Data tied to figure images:

____

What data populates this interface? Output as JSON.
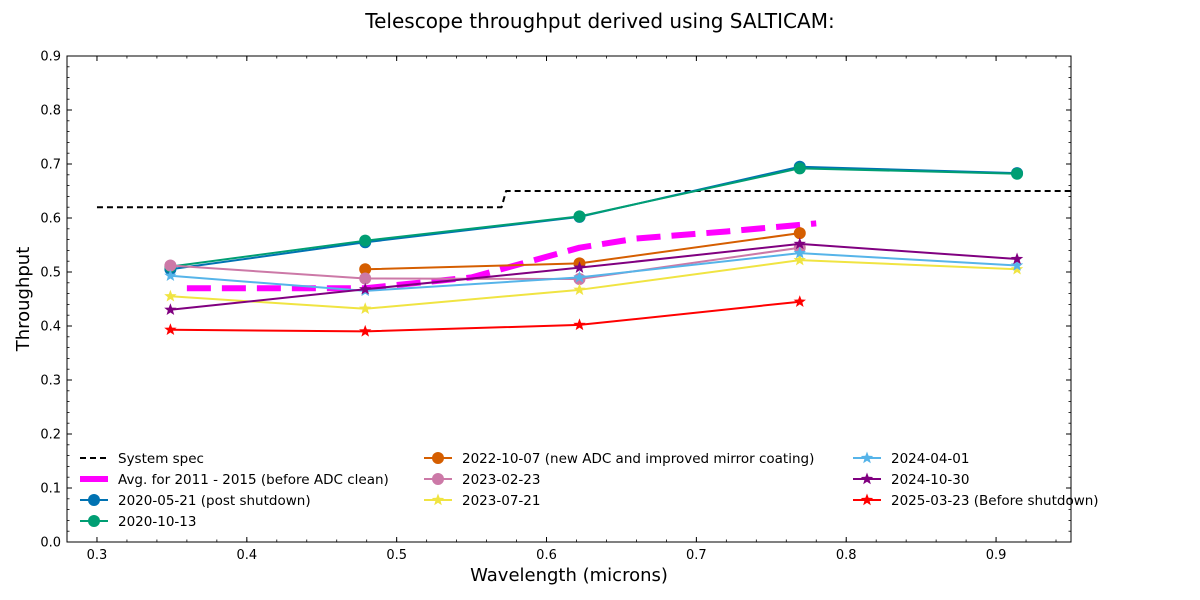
{
  "chart_data": {
    "type": "line",
    "title": "Telescope throughput derived using SALTICAM:",
    "xlabel": "Wavelength (microns)",
    "ylabel": "Throughput",
    "xlim": [
      0.28,
      0.95
    ],
    "ylim": [
      0.0,
      0.9
    ],
    "xticks": [
      "0.3",
      "0.4",
      "0.5",
      "0.6",
      "0.7",
      "0.8",
      "0.9"
    ],
    "yticks": [
      "0.0",
      "0.1",
      "0.2",
      "0.3",
      "0.4",
      "0.5",
      "0.6",
      "0.7",
      "0.8",
      "0.9"
    ],
    "grid": false,
    "legend_placement": "lower-center",
    "series": [
      {
        "name": "System spec",
        "color": "#000000",
        "style": "dashed",
        "marker": "none",
        "x": [
          0.3,
          0.57,
          0.573,
          0.95
        ],
        "y": [
          0.62,
          0.62,
          0.65,
          0.65
        ]
      },
      {
        "name": "Avg. for 2011 - 2015 (before ADC clean)",
        "color": "#ff00ff",
        "style": "thick-dashed",
        "marker": "none",
        "x": [
          0.36,
          0.479,
          0.55,
          0.622,
          0.66,
          0.72,
          0.78
        ],
        "y": [
          0.47,
          0.47,
          0.49,
          0.545,
          0.562,
          0.575,
          0.59
        ]
      },
      {
        "name": "2020-05-21 (post shutdown)",
        "color": "#0072b2",
        "style": "solid",
        "marker": "circle",
        "x": [
          0.349,
          0.479,
          0.622,
          0.769,
          0.914
        ],
        "y": [
          0.505,
          0.555,
          0.602,
          0.695,
          0.683
        ]
      },
      {
        "name": "2020-10-13",
        "color": "#009e73",
        "style": "solid",
        "marker": "circle",
        "x": [
          0.349,
          0.479,
          0.622,
          0.769,
          0.914
        ],
        "y": [
          0.51,
          0.558,
          0.603,
          0.692,
          0.682
        ]
      },
      {
        "name": "2022-10-07 (new ADC and improved mirror coating)",
        "color": "#d55e00",
        "style": "solid",
        "marker": "circle",
        "x": [
          0.479,
          0.622,
          0.769
        ],
        "y": [
          0.505,
          0.516,
          0.572
        ]
      },
      {
        "name": "2023-02-23",
        "color": "#cc79a7",
        "style": "solid",
        "marker": "circle",
        "x": [
          0.349,
          0.479,
          0.622,
          0.769
        ],
        "y": [
          0.512,
          0.488,
          0.487,
          0.545
        ]
      },
      {
        "name": "2023-07-21",
        "color": "#f0e442",
        "style": "solid",
        "marker": "star",
        "x": [
          0.349,
          0.479,
          0.622,
          0.769,
          0.914
        ],
        "y": [
          0.455,
          0.432,
          0.467,
          0.522,
          0.505
        ]
      },
      {
        "name": "2024-04-01",
        "color": "#56b4e9",
        "style": "solid",
        "marker": "star",
        "x": [
          0.349,
          0.479,
          0.622,
          0.769,
          0.914
        ],
        "y": [
          0.493,
          0.465,
          0.49,
          0.535,
          0.512
        ]
      },
      {
        "name": "2024-10-30",
        "color": "#800080",
        "style": "solid",
        "marker": "star",
        "x": [
          0.349,
          0.479,
          0.622,
          0.769,
          0.914
        ],
        "y": [
          0.43,
          0.468,
          0.508,
          0.552,
          0.524
        ]
      },
      {
        "name": "2025-03-23 (Before shutdown)",
        "color": "#ff0000",
        "style": "solid",
        "marker": "star",
        "x": [
          0.349,
          0.479,
          0.622,
          0.769
        ],
        "y": [
          0.393,
          0.39,
          0.402,
          0.445
        ]
      }
    ]
  }
}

____

[Exercise directions]
Only lines with the string "shutdown" belong in your answer; copy each one.

[Written solution]
        "name": "2020-05-21 (post shutdown)",
        "name": "2025-03-23 (Before shutdown)",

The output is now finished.